WORK REQUIRED -
Find all lines in the listing that include the word "American", then copy them.

PROVIDED RECORDS -
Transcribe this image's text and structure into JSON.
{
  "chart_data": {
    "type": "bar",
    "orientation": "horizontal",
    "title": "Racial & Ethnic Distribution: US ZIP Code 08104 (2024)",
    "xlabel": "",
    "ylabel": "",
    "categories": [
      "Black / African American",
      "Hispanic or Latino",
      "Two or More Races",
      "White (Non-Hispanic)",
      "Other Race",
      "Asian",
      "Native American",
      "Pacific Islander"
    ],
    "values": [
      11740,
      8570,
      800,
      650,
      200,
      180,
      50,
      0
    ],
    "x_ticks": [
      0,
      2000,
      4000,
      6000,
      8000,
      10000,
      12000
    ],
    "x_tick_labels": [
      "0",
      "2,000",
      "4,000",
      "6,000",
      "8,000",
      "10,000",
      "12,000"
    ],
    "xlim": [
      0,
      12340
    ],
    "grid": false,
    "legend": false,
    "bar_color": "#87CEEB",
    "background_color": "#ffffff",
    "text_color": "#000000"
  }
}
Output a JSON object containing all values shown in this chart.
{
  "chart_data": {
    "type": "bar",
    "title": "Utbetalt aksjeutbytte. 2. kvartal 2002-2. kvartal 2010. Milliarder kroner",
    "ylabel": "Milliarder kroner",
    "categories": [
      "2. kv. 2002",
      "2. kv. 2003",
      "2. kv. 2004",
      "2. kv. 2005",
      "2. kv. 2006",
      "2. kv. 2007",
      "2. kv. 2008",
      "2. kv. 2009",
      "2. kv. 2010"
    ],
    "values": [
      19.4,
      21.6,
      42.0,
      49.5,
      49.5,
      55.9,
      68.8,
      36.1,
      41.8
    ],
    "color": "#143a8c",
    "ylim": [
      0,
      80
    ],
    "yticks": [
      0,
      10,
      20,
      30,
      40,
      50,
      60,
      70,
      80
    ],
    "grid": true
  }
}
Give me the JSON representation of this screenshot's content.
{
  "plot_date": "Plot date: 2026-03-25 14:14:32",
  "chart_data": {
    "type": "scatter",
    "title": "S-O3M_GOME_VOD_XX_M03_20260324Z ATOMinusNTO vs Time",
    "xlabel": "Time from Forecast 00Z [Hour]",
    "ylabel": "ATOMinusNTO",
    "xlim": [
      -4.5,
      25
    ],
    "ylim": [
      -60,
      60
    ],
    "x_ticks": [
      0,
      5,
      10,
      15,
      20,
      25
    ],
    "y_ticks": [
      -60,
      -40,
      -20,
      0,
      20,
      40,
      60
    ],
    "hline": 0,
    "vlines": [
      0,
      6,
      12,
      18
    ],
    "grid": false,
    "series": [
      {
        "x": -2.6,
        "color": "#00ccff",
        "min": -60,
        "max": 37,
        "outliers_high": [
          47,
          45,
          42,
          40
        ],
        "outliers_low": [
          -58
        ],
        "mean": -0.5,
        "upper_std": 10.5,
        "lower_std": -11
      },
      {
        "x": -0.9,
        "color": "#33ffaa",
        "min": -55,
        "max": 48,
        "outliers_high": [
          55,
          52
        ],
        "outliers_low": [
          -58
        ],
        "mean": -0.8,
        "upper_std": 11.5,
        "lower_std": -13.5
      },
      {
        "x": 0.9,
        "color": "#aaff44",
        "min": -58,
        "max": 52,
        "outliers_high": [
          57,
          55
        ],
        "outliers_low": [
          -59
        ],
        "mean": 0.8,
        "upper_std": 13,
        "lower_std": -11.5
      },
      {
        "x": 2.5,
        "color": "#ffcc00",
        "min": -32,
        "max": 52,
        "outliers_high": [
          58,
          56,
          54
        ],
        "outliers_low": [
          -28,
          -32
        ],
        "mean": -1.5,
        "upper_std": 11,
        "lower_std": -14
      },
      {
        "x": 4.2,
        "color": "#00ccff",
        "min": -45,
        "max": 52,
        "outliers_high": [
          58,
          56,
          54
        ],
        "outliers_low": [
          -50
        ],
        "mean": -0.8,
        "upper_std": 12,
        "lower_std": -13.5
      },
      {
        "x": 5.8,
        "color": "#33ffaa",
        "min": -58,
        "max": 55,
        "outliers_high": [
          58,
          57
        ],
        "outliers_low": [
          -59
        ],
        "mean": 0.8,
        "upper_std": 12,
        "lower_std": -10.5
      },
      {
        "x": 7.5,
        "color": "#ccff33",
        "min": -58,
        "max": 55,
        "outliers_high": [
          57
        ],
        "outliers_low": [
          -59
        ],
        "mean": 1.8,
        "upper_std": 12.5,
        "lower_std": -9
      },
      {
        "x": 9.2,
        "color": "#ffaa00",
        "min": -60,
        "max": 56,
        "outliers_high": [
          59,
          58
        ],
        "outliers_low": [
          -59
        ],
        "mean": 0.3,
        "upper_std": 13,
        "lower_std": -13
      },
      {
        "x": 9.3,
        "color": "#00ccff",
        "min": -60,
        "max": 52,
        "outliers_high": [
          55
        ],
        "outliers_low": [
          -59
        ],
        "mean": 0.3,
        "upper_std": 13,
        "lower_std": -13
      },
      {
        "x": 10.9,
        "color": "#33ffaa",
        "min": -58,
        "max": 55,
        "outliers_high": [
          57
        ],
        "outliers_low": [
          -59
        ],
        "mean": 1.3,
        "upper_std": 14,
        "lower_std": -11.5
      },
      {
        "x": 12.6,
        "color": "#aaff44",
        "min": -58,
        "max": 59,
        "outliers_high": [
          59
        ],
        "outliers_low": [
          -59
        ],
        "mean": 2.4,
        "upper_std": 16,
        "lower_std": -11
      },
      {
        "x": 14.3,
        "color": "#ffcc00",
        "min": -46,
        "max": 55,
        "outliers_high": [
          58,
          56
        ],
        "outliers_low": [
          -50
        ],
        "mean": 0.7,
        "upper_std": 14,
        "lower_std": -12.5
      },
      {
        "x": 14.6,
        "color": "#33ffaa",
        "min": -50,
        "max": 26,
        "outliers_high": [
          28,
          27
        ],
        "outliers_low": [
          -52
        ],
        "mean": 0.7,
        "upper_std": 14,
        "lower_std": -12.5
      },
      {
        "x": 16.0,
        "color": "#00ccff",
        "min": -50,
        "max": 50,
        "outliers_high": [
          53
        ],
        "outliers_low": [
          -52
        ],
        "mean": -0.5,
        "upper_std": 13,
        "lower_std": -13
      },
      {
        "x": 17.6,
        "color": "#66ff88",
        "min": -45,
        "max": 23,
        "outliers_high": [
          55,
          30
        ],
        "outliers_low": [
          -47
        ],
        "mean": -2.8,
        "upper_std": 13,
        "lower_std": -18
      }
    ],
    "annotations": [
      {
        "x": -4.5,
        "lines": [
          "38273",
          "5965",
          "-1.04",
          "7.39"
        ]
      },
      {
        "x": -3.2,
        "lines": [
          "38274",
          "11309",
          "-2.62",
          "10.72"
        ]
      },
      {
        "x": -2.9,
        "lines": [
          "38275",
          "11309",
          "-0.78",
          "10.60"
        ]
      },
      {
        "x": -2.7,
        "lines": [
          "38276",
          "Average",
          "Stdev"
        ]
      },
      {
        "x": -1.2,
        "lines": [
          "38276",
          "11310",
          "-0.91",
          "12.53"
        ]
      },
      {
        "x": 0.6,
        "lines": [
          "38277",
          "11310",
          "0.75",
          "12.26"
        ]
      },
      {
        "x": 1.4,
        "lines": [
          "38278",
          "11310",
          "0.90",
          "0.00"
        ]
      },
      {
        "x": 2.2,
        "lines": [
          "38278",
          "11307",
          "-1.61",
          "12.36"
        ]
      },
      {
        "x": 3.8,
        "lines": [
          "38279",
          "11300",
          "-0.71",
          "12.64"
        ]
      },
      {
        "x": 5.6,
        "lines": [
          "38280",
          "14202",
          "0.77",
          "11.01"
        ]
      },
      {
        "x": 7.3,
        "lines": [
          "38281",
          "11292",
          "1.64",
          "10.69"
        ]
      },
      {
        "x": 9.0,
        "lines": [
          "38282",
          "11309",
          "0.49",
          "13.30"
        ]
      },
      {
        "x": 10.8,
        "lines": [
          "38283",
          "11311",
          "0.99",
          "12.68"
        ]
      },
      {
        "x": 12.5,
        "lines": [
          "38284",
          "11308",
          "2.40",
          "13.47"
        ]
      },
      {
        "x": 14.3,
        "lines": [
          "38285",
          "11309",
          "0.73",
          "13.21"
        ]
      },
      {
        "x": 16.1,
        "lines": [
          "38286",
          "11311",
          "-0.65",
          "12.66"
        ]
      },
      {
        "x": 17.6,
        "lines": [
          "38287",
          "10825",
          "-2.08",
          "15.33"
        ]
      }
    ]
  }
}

THE SOLUTION -
      "Black / African American",
      "Native American",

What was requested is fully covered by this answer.